Task instructions.
How many of the lines that follow contain the word "patas"? Give only the number.

begin Supplied records

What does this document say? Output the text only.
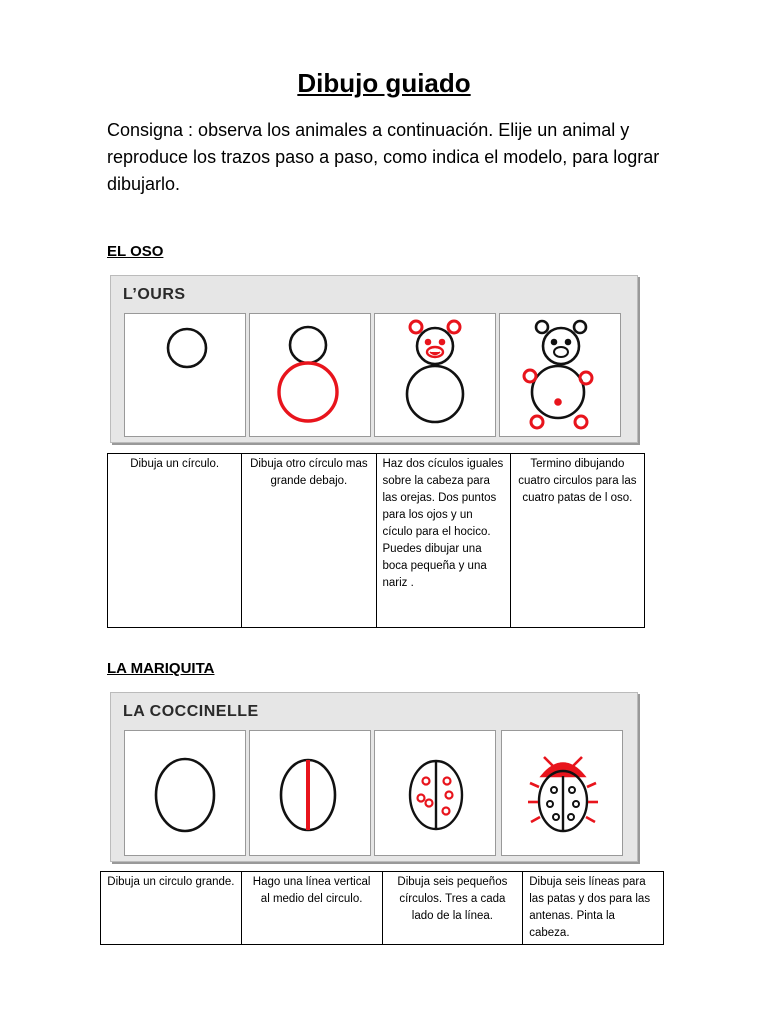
Dibujo guiado
Consigna : observa los animales a continuación. Elije un animal y reproduce los trazos paso a paso, como indica el modelo, para lograr dibujarlo.
EL OSO
L’OURS
Dibuja un círculo.	Dibuja otro círculo mas grande debajo.	Haz dos cículos iguales sobre la cabeza para las orejas. Dos puntos para los ojos y un cículo para el hocico. Puedes dibujar una boca pequeña y una nariz .	Termino dibujando cuatro circulos para las cuatro patas de l oso.
LA MARIQUITA
LA COCCINELLE
Dibuja un circulo grande.	Hago una línea vertical al medio del circulo.	Dibuja seis pequeños círculos. Tres a cada lado de la línea.	Dibuja seis líneas para las patas y dos para las antenas. Pinta la cabeza.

end Supplied records

Answer to this task.
2